#### RECORDS SHOWN

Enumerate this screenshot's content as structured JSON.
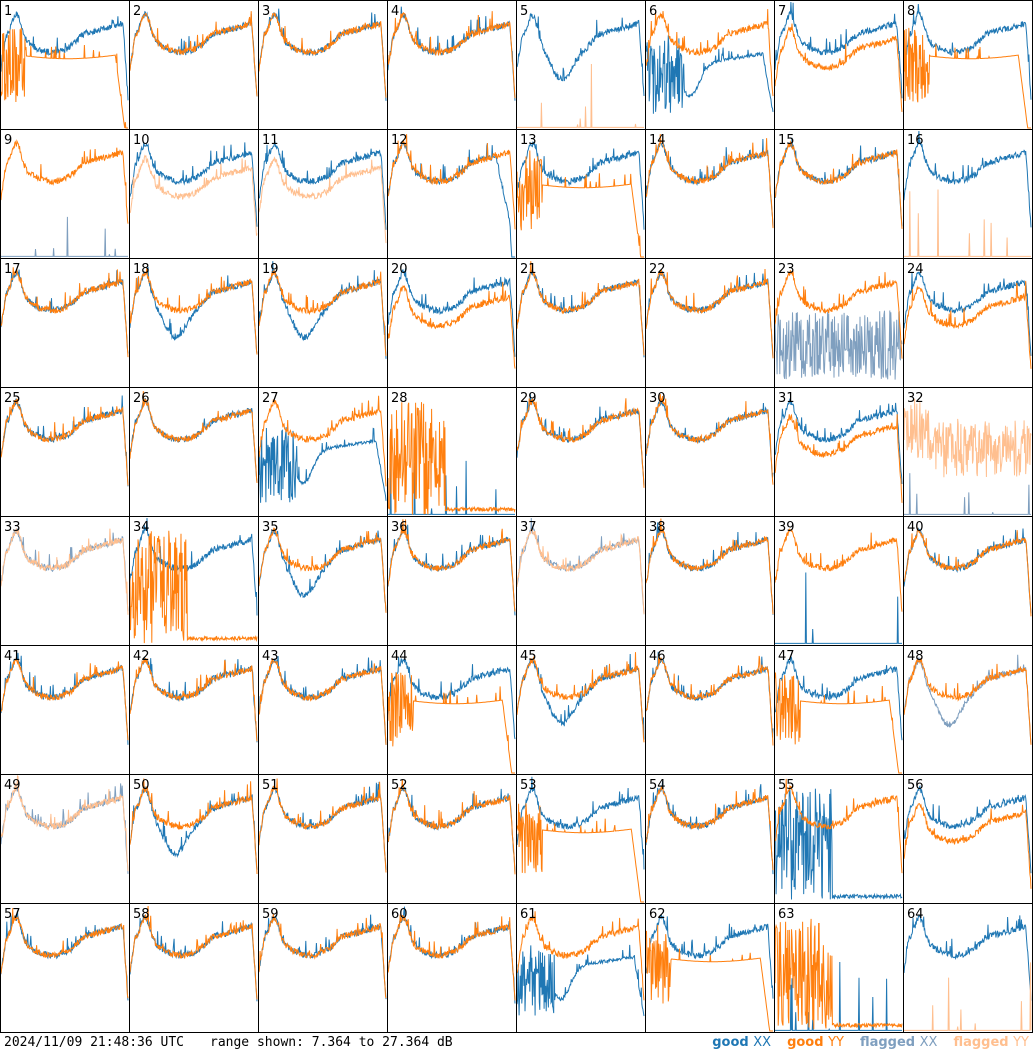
{
  "chart_data": {
    "type": "line",
    "layout": "grid",
    "rows": 8,
    "cols": 8,
    "panel_labels": [
      "1",
      "2",
      "3",
      "4",
      "5",
      "6",
      "7",
      "8",
      "9",
      "10",
      "11",
      "12",
      "13",
      "14",
      "15",
      "16",
      "17",
      "18",
      "19",
      "20",
      "21",
      "22",
      "23",
      "24",
      "25",
      "26",
      "27",
      "28",
      "29",
      "30",
      "31",
      "32",
      "33",
      "34",
      "35",
      "36",
      "37",
      "38",
      "39",
      "40",
      "41",
      "42",
      "43",
      "44",
      "45",
      "46",
      "47",
      "48",
      "49",
      "50",
      "51",
      "52",
      "53",
      "54",
      "55",
      "56",
      "57",
      "58",
      "59",
      "60",
      "61",
      "62",
      "63",
      "64"
    ],
    "y_range_db": [
      7.364,
      27.364
    ],
    "series_colors": {
      "good_xx": "#1f77b4",
      "good_yy": "#ff7f0e",
      "flagged_xx": "#7f9fbf",
      "flagged_yy": "#ffbf8f"
    },
    "panels": {
      "1": {
        "xx": "good",
        "yy": "good",
        "xx_shape": "normal",
        "yy_shape": "droop",
        "yy_spiky": true
      },
      "2": {
        "xx": "good",
        "yy": "good"
      },
      "3": {
        "xx": "good",
        "yy": "good"
      },
      "4": {
        "xx": "good",
        "yy": "good"
      },
      "5": {
        "xx": "good",
        "yy": "flagged",
        "xx_shape": "dip",
        "yy_shape": "floor"
      },
      "6": {
        "xx": "good",
        "yy": "good",
        "xx_shape": "deep-dip",
        "yy_shape": "normal"
      },
      "7": {
        "xx": "good",
        "yy": "good",
        "xx_shape": "normal",
        "yy_shape": "mid-lower"
      },
      "8": {
        "xx": "good",
        "yy": "good",
        "xx_shape": "normal",
        "yy_shape": "droop"
      },
      "9": {
        "xx": "flagged",
        "yy": "good",
        "xx_shape": "floor",
        "yy_shape": "normal"
      },
      "10": {
        "xx": "good",
        "yy": "flagged",
        "xx_shape": "normal",
        "yy_shape": "mid-lower"
      },
      "11": {
        "xx": "good",
        "yy": "flagged",
        "xx_shape": "normal",
        "yy_shape": "mid-lower"
      },
      "12": {
        "xx": "good",
        "yy": "good",
        "xx_shape": "drop-end",
        "yy_shape": "normal"
      },
      "13": {
        "xx": "good",
        "yy": "good",
        "xx_shape": "normal",
        "yy_shape": "droop"
      },
      "14": {
        "xx": "good",
        "yy": "good"
      },
      "15": {
        "xx": "good",
        "yy": "good"
      },
      "16": {
        "xx": "good",
        "yy": "flagged",
        "xx_shape": "normal",
        "yy_shape": "floor"
      },
      "17": {
        "xx": "good",
        "yy": "good"
      },
      "18": {
        "xx": "good",
        "yy": "good",
        "xx_shape": "dip",
        "yy_shape": "normal"
      },
      "19": {
        "xx": "good",
        "yy": "good",
        "xx_shape": "dip",
        "yy_shape": "normal"
      },
      "20": {
        "xx": "good",
        "yy": "good",
        "xx_shape": "normal",
        "yy_shape": "mid-lower"
      },
      "21": {
        "xx": "good",
        "yy": "good"
      },
      "22": {
        "xx": "good",
        "yy": "good"
      },
      "23": {
        "xx": "flagged",
        "yy": "good",
        "xx_shape": "noise",
        "yy_shape": "normal"
      },
      "24": {
        "xx": "good",
        "yy": "good",
        "xx_shape": "normal",
        "yy_shape": "mid-lower"
      },
      "25": {
        "xx": "good",
        "yy": "good"
      },
      "26": {
        "xx": "good",
        "yy": "good"
      },
      "27": {
        "xx": "good",
        "yy": "good",
        "xx_shape": "deep-dip",
        "yy_shape": "normal"
      },
      "28": {
        "xx": "good",
        "yy": "good",
        "xx_shape": "floor",
        "yy_shape": "noise-left"
      },
      "29": {
        "xx": "good",
        "yy": "good"
      },
      "30": {
        "xx": "good",
        "yy": "good"
      },
      "31": {
        "xx": "good",
        "yy": "good",
        "xx_shape": "normal",
        "yy_shape": "mid-lower"
      },
      "32": {
        "xx": "flagged",
        "yy": "flagged",
        "xx_shape": "floor",
        "yy_shape": "noise-high"
      },
      "33": {
        "xx": "flagged",
        "yy": "flagged"
      },
      "34": {
        "xx": "good",
        "yy": "good",
        "xx_shape": "normal",
        "yy_shape": "noise-left"
      },
      "35": {
        "xx": "good",
        "yy": "good",
        "xx_shape": "dip",
        "yy_shape": "normal"
      },
      "36": {
        "xx": "good",
        "yy": "good"
      },
      "37": {
        "xx": "flagged",
        "yy": "flagged"
      },
      "38": {
        "xx": "good",
        "yy": "good"
      },
      "39": {
        "xx": "good",
        "yy": "good",
        "xx_shape": "floor",
        "yy_shape": "normal"
      },
      "40": {
        "xx": "good",
        "yy": "good"
      },
      "41": {
        "xx": "good",
        "yy": "good"
      },
      "42": {
        "xx": "good",
        "yy": "good"
      },
      "43": {
        "xx": "good",
        "yy": "good"
      },
      "44": {
        "xx": "good",
        "yy": "good",
        "xx_shape": "normal",
        "yy_shape": "droop"
      },
      "45": {
        "xx": "good",
        "yy": "good",
        "xx_shape": "dip",
        "yy_shape": "normal"
      },
      "46": {
        "xx": "good",
        "yy": "good"
      },
      "47": {
        "xx": "good",
        "yy": "good",
        "xx_shape": "normal",
        "yy_shape": "droop"
      },
      "48": {
        "xx": "flagged",
        "yy": "good",
        "xx_shape": "dip",
        "yy_shape": "normal"
      },
      "49": {
        "xx": "flagged",
        "yy": "flagged"
      },
      "50": {
        "xx": "good",
        "yy": "good",
        "xx_shape": "dip",
        "yy_shape": "normal"
      },
      "51": {
        "xx": "good",
        "yy": "good"
      },
      "52": {
        "xx": "good",
        "yy": "good"
      },
      "53": {
        "xx": "good",
        "yy": "good",
        "xx_shape": "normal",
        "yy_shape": "droop"
      },
      "54": {
        "xx": "good",
        "yy": "good"
      },
      "55": {
        "xx": "good",
        "yy": "good",
        "xx_shape": "noise-left",
        "yy_shape": "normal"
      },
      "56": {
        "xx": "good",
        "yy": "good",
        "xx_shape": "normal",
        "yy_shape": "mid-lower"
      },
      "57": {
        "xx": "good",
        "yy": "good"
      },
      "58": {
        "xx": "good",
        "yy": "good"
      },
      "59": {
        "xx": "good",
        "yy": "good"
      },
      "60": {
        "xx": "good",
        "yy": "good"
      },
      "61": {
        "xx": "good",
        "yy": "good",
        "xx_shape": "deep-dip",
        "yy_shape": "normal"
      },
      "62": {
        "xx": "good",
        "yy": "good",
        "xx_shape": "normal",
        "yy_shape": "droop"
      },
      "63": {
        "xx": "good",
        "yy": "good",
        "xx_shape": "floor",
        "yy_shape": "noise-left"
      },
      "64": {
        "xx": "good",
        "yy": "flagged",
        "xx_shape": "normal",
        "yy_shape": "floor"
      }
    }
  },
  "footer": {
    "timestamp": "2024/11/09 21:48:36 UTC",
    "range_text": "range shown: 7.364 to 27.364 dB",
    "legend": [
      {
        "word": "good",
        "pol": "XX",
        "color": "#1f77b4"
      },
      {
        "word": "good",
        "pol": "YY",
        "color": "#ff7f0e"
      },
      {
        "word": "flagged",
        "pol": "XX",
        "color": "#7f9fbf"
      },
      {
        "word": "flagged",
        "pol": "YY",
        "color": "#ffbf8f"
      }
    ]
  }
}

########

**TASK TO CARRY OUT**
Above are the records; reproduce them exactly and leave out the pictures.

**IN RESPONSE**
Enumerate this screenshot's content as structured JSON.
{
  "chart_data": {
    "type": "line",
    "layout": "grid",
    "rows": 8,
    "cols": 8,
    "panel_labels": [
      "1",
      "2",
      "3",
      "4",
      "5",
      "6",
      "7",
      "8",
      "9",
      "10",
      "11",
      "12",
      "13",
      "14",
      "15",
      "16",
      "17",
      "18",
      "19",
      "20",
      "21",
      "22",
      "23",
      "24",
      "25",
      "26",
      "27",
      "28",
      "29",
      "30",
      "31",
      "32",
      "33",
      "34",
      "35",
      "36",
      "37",
      "38",
      "39",
      "40",
      "41",
      "42",
      "43",
      "44",
      "45",
      "46",
      "47",
      "48",
      "49",
      "50",
      "51",
      "52",
      "53",
      "54",
      "55",
      "56",
      "57",
      "58",
      "59",
      "60",
      "61",
      "62",
      "63",
      "64"
    ],
    "y_range_db": [
      7.364,
      27.364
    ],
    "series_colors": {
      "good_xx": "#1f77b4",
      "good_yy": "#ff7f0e",
      "flagged_xx": "#7f9fbf",
      "flagged_yy": "#ffbf8f"
    },
    "panels": {
      "1": {
        "xx": "good",
        "yy": "good",
        "xx_shape": "normal",
        "yy_shape": "droop",
        "yy_spiky": true
      },
      "2": {
        "xx": "good",
        "yy": "good"
      },
      "3": {
        "xx": "good",
        "yy": "good"
      },
      "4": {
        "xx": "good",
        "yy": "good"
      },
      "5": {
        "xx": "good",
        "yy": "flagged",
        "xx_shape": "dip",
        "yy_shape": "floor"
      },
      "6": {
        "xx": "good",
        "yy": "good",
        "xx_shape": "deep-dip",
        "yy_shape": "normal"
      },
      "7": {
        "xx": "good",
        "yy": "good",
        "xx_shape": "normal",
        "yy_shape": "mid-lower"
      },
      "8": {
        "xx": "good",
        "yy": "good",
        "xx_shape": "normal",
        "yy_shape": "droop"
      },
      "9": {
        "xx": "flagged",
        "yy": "good",
        "xx_shape": "floor",
        "yy_shape": "normal"
      },
      "10": {
        "xx": "good",
        "yy": "flagged",
        "xx_shape": "normal",
        "yy_shape": "mid-lower"
      },
      "11": {
        "xx": "good",
        "yy": "flagged",
        "xx_shape": "normal",
        "yy_shape": "mid-lower"
      },
      "12": {
        "xx": "good",
        "yy": "good",
        "xx_shape": "drop-end",
        "yy_shape": "normal"
      },
      "13": {
        "xx": "good",
        "yy": "good",
        "xx_shape": "normal",
        "yy_shape": "droop"
      },
      "14": {
        "xx": "good",
        "yy": "good"
      },
      "15": {
        "xx": "good",
        "yy": "good"
      },
      "16": {
        "xx": "good",
        "yy": "flagged",
        "xx_shape": "normal",
        "yy_shape": "floor"
      },
      "17": {
        "xx": "good",
        "yy": "good"
      },
      "18": {
        "xx": "good",
        "yy": "good",
        "xx_shape": "dip",
        "yy_shape": "normal"
      },
      "19": {
        "xx": "good",
        "yy": "good",
        "xx_shape": "dip",
        "yy_shape": "normal"
      },
      "20": {
        "xx": "good",
        "yy": "good",
        "xx_shape": "normal",
        "yy_shape": "mid-lower"
      },
      "21": {
        "xx": "good",
        "yy": "good"
      },
      "22": {
        "xx": "good",
        "yy": "good"
      },
      "23": {
        "xx": "flagged",
        "yy": "good",
        "xx_shape": "noise",
        "yy_shape": "normal"
      },
      "24": {
        "xx": "good",
        "yy": "good",
        "xx_shape": "normal",
        "yy_shape": "mid-lower"
      },
      "25": {
        "xx": "good",
        "yy": "good"
      },
      "26": {
        "xx": "good",
        "yy": "good"
      },
      "27": {
        "xx": "good",
        "yy": "good",
        "xx_shape": "deep-dip",
        "yy_shape": "normal"
      },
      "28": {
        "xx": "good",
        "yy": "good",
        "xx_shape": "floor",
        "yy_shape": "noise-left"
      },
      "29": {
        "xx": "good",
        "yy": "good"
      },
      "30": {
        "xx": "good",
        "yy": "good"
      },
      "31": {
        "xx": "good",
        "yy": "good",
        "xx_shape": "normal",
        "yy_shape": "mid-lower"
      },
      "32": {
        "xx": "flagged",
        "yy": "flagged",
        "xx_shape": "floor",
        "yy_shape": "noise-high"
      },
      "33": {
        "xx": "flagged",
        "yy": "flagged"
      },
      "34": {
        "xx": "good",
        "yy": "good",
        "xx_shape": "normal",
        "yy_shape": "noise-left"
      },
      "35": {
        "xx": "good",
        "yy": "good",
        "xx_shape": "dip",
        "yy_shape": "normal"
      },
      "36": {
        "xx": "good",
        "yy": "good"
      },
      "37": {
        "xx": "flagged",
        "yy": "flagged"
      },
      "38": {
        "xx": "good",
        "yy": "good"
      },
      "39": {
        "xx": "good",
        "yy": "good",
        "xx_shape": "floor",
        "yy_shape": "normal"
      },
      "40": {
        "xx": "good",
        "yy": "good"
      },
      "41": {
        "xx": "good",
        "yy": "good"
      },
      "42": {
        "xx": "good",
        "yy": "good"
      },
      "43": {
        "xx": "good",
        "yy": "good"
      },
      "44": {
        "xx": "good",
        "yy": "good",
        "xx_shape": "normal",
        "yy_shape": "droop"
      },
      "45": {
        "xx": "good",
        "yy": "good",
        "xx_shape": "dip",
        "yy_shape": "normal"
      },
      "46": {
        "xx": "good",
        "yy": "good"
      },
      "47": {
        "xx": "good",
        "yy": "good",
        "xx_shape": "normal",
        "yy_shape": "droop"
      },
      "48": {
        "xx": "flagged",
        "yy": "good",
        "xx_shape": "dip",
        "yy_shape": "normal"
      },
      "49": {
        "xx": "flagged",
        "yy": "flagged"
      },
      "50": {
        "xx": "good",
        "yy": "good",
        "xx_shape": "dip",
        "yy_shape": "normal"
      },
      "51": {
        "xx": "good",
        "yy": "good"
      },
      "52": {
        "xx": "good",
        "yy": "good"
      },
      "53": {
        "xx": "good",
        "yy": "good",
        "xx_shape": "normal",
        "yy_shape": "droop"
      },
      "54": {
        "xx": "good",
        "yy": "good"
      },
      "55": {
        "xx": "good",
        "yy": "good",
        "xx_shape": "noise-left",
        "yy_shape": "normal"
      },
      "56": {
        "xx": "good",
        "yy": "good",
        "xx_shape": "normal",
        "yy_shape": "mid-lower"
      },
      "57": {
        "xx": "good",
        "yy": "good"
      },
      "58": {
        "xx": "good",
        "yy": "good"
      },
      "59": {
        "xx": "good",
        "yy": "good"
      },
      "60": {
        "xx": "good",
        "yy": "good"
      },
      "61": {
        "xx": "good",
        "yy": "good",
        "xx_shape": "deep-dip",
        "yy_shape": "normal"
      },
      "62": {
        "xx": "good",
        "yy": "good",
        "xx_shape": "normal",
        "yy_shape": "droop"
      },
      "63": {
        "xx": "good",
        "yy": "good",
        "xx_shape": "floor",
        "yy_shape": "noise-left"
      },
      "64": {
        "xx": "good",
        "yy": "flagged",
        "xx_shape": "normal",
        "yy_shape": "floor"
      }
    }
  },
  "footer": {
    "timestamp": "2024/11/09 21:48:36 UTC",
    "range_text": "range shown: 7.364 to 27.364 dB",
    "legend": [
      {
        "word": "good",
        "pol": "XX",
        "color": "#1f77b4"
      },
      {
        "word": "good",
        "pol": "YY",
        "color": "#ff7f0e"
      },
      {
        "word": "flagged",
        "pol": "XX",
        "color": "#7f9fbf"
      },
      {
        "word": "flagged",
        "pol": "YY",
        "color": "#ffbf8f"
      }
    ]
  }
}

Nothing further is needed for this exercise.